[Begin]
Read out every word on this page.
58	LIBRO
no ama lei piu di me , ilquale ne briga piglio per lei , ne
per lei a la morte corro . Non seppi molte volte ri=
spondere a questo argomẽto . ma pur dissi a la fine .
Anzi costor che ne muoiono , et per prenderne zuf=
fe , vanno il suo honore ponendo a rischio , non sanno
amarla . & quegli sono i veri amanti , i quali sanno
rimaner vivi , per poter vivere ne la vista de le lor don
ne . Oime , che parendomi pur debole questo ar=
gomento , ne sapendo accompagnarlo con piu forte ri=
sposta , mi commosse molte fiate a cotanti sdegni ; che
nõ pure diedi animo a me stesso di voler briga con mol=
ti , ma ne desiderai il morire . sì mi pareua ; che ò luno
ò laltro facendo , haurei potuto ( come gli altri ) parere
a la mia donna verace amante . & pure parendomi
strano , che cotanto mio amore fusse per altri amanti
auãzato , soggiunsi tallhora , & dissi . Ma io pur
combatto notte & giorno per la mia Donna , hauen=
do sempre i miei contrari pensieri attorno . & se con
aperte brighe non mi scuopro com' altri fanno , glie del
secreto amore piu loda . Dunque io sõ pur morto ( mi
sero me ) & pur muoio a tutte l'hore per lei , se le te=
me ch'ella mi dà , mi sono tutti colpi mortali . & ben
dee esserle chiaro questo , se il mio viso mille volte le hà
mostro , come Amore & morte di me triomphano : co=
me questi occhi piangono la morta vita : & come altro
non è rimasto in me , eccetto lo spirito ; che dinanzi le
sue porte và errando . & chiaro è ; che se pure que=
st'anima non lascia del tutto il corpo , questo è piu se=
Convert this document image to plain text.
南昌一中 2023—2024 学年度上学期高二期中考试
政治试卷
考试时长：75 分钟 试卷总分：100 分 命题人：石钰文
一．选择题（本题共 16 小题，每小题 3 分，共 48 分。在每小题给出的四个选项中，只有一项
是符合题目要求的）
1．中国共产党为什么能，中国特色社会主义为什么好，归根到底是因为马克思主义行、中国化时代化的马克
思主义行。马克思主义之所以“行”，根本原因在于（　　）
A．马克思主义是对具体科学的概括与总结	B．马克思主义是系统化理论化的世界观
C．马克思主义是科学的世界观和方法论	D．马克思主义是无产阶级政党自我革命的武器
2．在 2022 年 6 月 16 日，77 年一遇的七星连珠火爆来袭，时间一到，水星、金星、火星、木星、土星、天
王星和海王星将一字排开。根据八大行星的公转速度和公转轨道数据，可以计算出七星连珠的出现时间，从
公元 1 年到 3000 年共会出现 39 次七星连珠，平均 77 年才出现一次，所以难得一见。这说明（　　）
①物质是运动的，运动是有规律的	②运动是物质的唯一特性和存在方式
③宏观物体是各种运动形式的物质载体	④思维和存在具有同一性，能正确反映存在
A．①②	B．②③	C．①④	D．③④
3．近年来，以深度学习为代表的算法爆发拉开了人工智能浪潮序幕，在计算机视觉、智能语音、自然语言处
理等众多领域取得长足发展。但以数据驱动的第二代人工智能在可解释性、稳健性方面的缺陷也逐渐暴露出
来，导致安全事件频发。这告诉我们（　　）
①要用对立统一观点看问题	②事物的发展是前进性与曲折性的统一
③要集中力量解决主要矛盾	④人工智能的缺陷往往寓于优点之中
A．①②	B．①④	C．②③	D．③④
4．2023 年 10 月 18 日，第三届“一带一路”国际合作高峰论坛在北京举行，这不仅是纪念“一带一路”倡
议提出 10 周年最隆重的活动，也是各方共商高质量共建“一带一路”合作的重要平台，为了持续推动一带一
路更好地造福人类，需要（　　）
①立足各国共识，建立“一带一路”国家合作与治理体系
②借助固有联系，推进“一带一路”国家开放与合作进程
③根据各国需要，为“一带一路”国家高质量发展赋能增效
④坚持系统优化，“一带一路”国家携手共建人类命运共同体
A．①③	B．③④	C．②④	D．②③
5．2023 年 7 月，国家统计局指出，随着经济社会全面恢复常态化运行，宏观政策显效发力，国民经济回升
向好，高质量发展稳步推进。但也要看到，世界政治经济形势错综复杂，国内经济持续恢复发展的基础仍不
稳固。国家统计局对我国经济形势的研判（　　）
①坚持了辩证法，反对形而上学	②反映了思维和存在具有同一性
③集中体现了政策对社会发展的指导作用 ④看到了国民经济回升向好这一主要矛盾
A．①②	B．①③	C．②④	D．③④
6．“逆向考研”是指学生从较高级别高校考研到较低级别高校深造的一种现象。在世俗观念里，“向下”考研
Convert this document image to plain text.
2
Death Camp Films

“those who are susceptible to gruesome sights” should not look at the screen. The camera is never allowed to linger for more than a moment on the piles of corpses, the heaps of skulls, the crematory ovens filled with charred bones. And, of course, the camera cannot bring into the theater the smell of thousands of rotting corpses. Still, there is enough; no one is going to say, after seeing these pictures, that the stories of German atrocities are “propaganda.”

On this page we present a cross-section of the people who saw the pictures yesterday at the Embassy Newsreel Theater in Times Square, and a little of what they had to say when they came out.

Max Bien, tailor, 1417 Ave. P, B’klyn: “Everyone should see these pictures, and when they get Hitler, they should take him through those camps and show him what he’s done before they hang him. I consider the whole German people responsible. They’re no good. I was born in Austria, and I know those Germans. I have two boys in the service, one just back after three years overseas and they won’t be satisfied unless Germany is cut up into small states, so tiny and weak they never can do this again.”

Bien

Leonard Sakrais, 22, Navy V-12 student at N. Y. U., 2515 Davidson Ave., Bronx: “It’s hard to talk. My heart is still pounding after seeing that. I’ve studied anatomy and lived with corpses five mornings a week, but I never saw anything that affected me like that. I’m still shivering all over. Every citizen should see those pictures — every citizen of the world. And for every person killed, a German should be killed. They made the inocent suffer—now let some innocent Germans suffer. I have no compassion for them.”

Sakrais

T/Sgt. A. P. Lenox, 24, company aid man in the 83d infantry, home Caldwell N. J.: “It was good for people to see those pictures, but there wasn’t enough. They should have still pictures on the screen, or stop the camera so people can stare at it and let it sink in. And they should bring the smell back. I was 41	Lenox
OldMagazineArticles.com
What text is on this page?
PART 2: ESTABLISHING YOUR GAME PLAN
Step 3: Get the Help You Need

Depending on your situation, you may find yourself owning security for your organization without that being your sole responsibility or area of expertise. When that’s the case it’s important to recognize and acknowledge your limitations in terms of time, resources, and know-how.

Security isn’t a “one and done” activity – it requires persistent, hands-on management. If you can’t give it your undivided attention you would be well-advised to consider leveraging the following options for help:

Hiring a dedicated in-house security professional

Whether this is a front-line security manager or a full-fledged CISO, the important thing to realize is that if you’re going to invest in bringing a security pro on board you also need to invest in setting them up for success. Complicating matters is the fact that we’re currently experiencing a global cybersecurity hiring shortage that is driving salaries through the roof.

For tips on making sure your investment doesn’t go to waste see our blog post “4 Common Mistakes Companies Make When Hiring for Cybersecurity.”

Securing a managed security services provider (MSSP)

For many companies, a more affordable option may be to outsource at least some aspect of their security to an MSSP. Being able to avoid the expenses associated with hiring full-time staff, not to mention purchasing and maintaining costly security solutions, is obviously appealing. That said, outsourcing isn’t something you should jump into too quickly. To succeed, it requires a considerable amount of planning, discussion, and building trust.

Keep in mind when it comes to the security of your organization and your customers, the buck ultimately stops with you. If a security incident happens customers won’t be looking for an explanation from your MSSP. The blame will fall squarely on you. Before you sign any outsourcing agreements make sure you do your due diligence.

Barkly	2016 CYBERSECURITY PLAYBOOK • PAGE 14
[End]
WHAT YOU HAVE TO DO: Print out the whole listing exactly as it appears.

TASK SOLUTION:
Read out every word on this page.
58	LIBRO
no ama lei piu di me , ilquale ne briga piglio per lei , ne
per lei a la morte corro . Non seppi molte volte ri=
spondere a questo argomẽto . ma pur dissi a la fine .
Anzi costor che ne muoiono , et per prenderne zuf=
fe , vanno il suo honore ponendo a rischio , non sanno
amarla . & quegli sono i veri amanti , i quali sanno
rimaner vivi , per poter vivere ne la vista de le lor don
ne . Oime , che parendomi pur debole questo ar=
gomento , ne sapendo accompagnarlo con piu forte ri=
sposta , mi commosse molte fiate a cotanti sdegni ; che
nõ pure diedi animo a me stesso di voler briga con mol=
ti , ma ne desiderai il morire . sì mi pareua ; che ò luno
ò laltro facendo , haurei potuto ( come gli altri ) parere
a la mia donna verace amante . & pure parendomi
strano , che cotanto mio amore fusse per altri amanti
auãzato , soggiunsi tallhora , & dissi . Ma io pur
combatto notte & giorno per la mia Donna , hauen=
do sempre i miei contrari pensieri attorno . & se con
aperte brighe non mi scuopro com' altri fanno , glie del
secreto amore piu loda . Dunque io sõ pur morto ( mi
sero me ) & pur muoio a tutte l'hore per lei , se le te=
me ch'ella mi dà , mi sono tutti colpi mortali . & ben
dee esserle chiaro questo , se il mio viso mille volte le hà
mostro , come Amore & morte di me triomphano : co=
me questi occhi piangono la morta vita : & come altro
non è rimasto in me , eccetto lo spirito ; che dinanzi le
sue porte và errando . & chiaro è ; che se pure que=
st'anima non lascia del tutto il corpo , questo è piu se=
Convert this document image to plain text.
南昌一中 2023—2024 学年度上学期高二期中考试
政治试卷
考试时长：75 分钟 试卷总分：100 分 命题人：石钰文
一．选择题（本题共 16 小题，每小题 3 分，共 48 分。在每小题给出的四个选项中，只有一项
是符合题目要求的）
1．中国共产党为什么能，中国特色社会主义为什么好，归根到底是因为马克思主义行、中国化时代化的马克
思主义行。马克思主义之所以“行”，根本原因在于（　　）
A．马克思主义是对具体科学的概括与总结	B．马克思主义是系统化理论化的世界观
C．马克思主义是科学的世界观和方法论	D．马克思主义是无产阶级政党自我革命的武器
2．在 2022 年 6 月 16 日，77 年一遇的七星连珠火爆来袭，时间一到，水星、金星、火星、木星、土星、天
王星和海王星将一字排开。根据八大行星的公转速度和公转轨道数据，可以计算出七星连珠的出现时间，从
公元 1 年到 3000 年共会出现 39 次七星连珠，平均 77 年才出现一次，所以难得一见。这说明（　　）
①物质是运动的，运动是有规律的	②运动是物质的唯一特性和存在方式
③宏观物体是各种运动形式的物质载体	④思维和存在具有同一性，能正确反映存在
A．①②	B．②③	C．①④	D．③④
3．近年来，以深度学习为代表的算法爆发拉开了人工智能浪潮序幕，在计算机视觉、智能语音、自然语言处
理等众多领域取得长足发展。但以数据驱动的第二代人工智能在可解释性、稳健性方面的缺陷也逐渐暴露出
来，导致安全事件频发。这告诉我们（　　）
①要用对立统一观点看问题	②事物的发展是前进性与曲折性的统一
③要集中力量解决主要矛盾	④人工智能的缺陷往往寓于优点之中
A．①②	B．①④	C．②③	D．③④
4．2023 年 10 月 18 日，第三届“一带一路”国际合作高峰论坛在北京举行，这不仅是纪念“一带一路”倡
议提出 10 周年最隆重的活动，也是各方共商高质量共建“一带一路”合作的重要平台，为了持续推动一带一
路更好地造福人类，需要（　　）
①立足各国共识，建立“一带一路”国家合作与治理体系
②借助固有联系，推进“一带一路”国家开放与合作进程
③根据各国需要，为“一带一路”国家高质量发展赋能增效
④坚持系统优化，“一带一路”国家携手共建人类命运共同体
A．①③	B．③④	C．②④	D．②③
5．2023 年 7 月，国家统计局指出，随着经济社会全面恢复常态化运行，宏观政策显效发力，国民经济回升
向好，高质量发展稳步推进。但也要看到，世界政治经济形势错综复杂，国内经济持续恢复发展的基础仍不
稳固。国家统计局对我国经济形势的研判（　　）
①坚持了辩证法，反对形而上学	②反映了思维和存在具有同一性
③集中体现了政策对社会发展的指导作用 ④看到了国民经济回升向好这一主要矛盾
A．①②	B．①③	C．②④	D．③④
6．“逆向考研”是指学生从较高级别高校考研到较低级别高校深造的一种现象。在世俗观念里，“向下”考研
Convert this document image to plain text.
2
Death Camp Films

“those who are susceptible to gruesome sights” should not look at the screen. The camera is never allowed to linger for more than a moment on the piles of corpses, the heaps of skulls, the crematory ovens filled with charred bones. And, of course, the camera cannot bring into the theater the smell of thousands of rotting corpses. Still, there is enough; no one is going to say, after seeing these pictures, that the stories of German atrocities are “propaganda.”

On this page we present a cross-section of the people who saw the pictures yesterday at the Embassy Newsreel Theater in Times Square, and a little of what they had to say when they came out.

Max Bien, tailor, 1417 Ave. P, B’klyn: “Everyone should see these pictures, and when they get Hitler, they should take him through those camps and show him what he’s done before they hang him. I consider the whole German people responsible. They’re no good. I was born in Austria, and I know those Germans. I have two boys in the service, one just back after three years overseas and they won’t be satisfied unless Germany is cut up into small states, so tiny and weak they never can do this again.”

Bien

Leonard Sakrais, 22, Navy V-12 student at N. Y. U., 2515 Davidson Ave., Bronx: “It’s hard to talk. My heart is still pounding after seeing that. I’ve studied anatomy and lived with corpses five mornings a week, but I never saw anything that affected me like that. I’m still shivering all over. Every citizen should see those pictures — every citizen of the world. And for every person killed, a German should be killed. They made the inocent suffer—now let some innocent Germans suffer. I have no compassion for them.”

Sakrais

T/Sgt. A. P. Lenox, 24, company aid man in the 83d infantry, home Caldwell N. J.: “It was good for people to see those pictures, but there wasn’t enough. They should have still pictures on the screen, or stop the camera so people can stare at it and let it sink in. And they should bring the smell back. I was 41	Lenox
OldMagazineArticles.com
What text is on this page?
PART 2: ESTABLISHING YOUR GAME PLAN
Step 3: Get the Help You Need

Depending on your situation, you may find yourself owning security for your organization without that being your sole responsibility or area of expertise. When that’s the case it’s important to recognize and acknowledge your limitations in terms of time, resources, and know-how.

Security isn’t a “one and done” activity – it requires persistent, hands-on management. If you can’t give it your undivided attention you would be well-advised to consider leveraging the following options for help:

Hiring a dedicated in-house security professional

Whether this is a front-line security manager or a full-fledged CISO, the important thing to realize is that if you’re going to invest in bringing a security pro on board you also need to invest in setting them up for success. Complicating matters is the fact that we’re currently experiencing a global cybersecurity hiring shortage that is driving salaries through the roof.

For tips on making sure your investment doesn’t go to waste see our blog post “4 Common Mistakes Companies Make When Hiring for Cybersecurity.”

Securing a managed security services provider (MSSP)

For many companies, a more affordable option may be to outsource at least some aspect of their security to an MSSP. Being able to avoid the expenses associated with hiring full-time staff, not to mention purchasing and maintaining costly security solutions, is obviously appealing. That said, outsourcing isn’t something you should jump into too quickly. To succeed, it requires a considerable amount of planning, discussion, and building trust.

Keep in mind when it comes to the security of your organization and your customers, the buck ultimately stops with you. If a security incident happens customers won’t be looking for an explanation from your MSSP. The blame will fall squarely on you. Before you sign any outsourcing agreements make sure you do your due diligence.

Barkly	2016 CYBERSECURITY PLAYBOOK • PAGE 14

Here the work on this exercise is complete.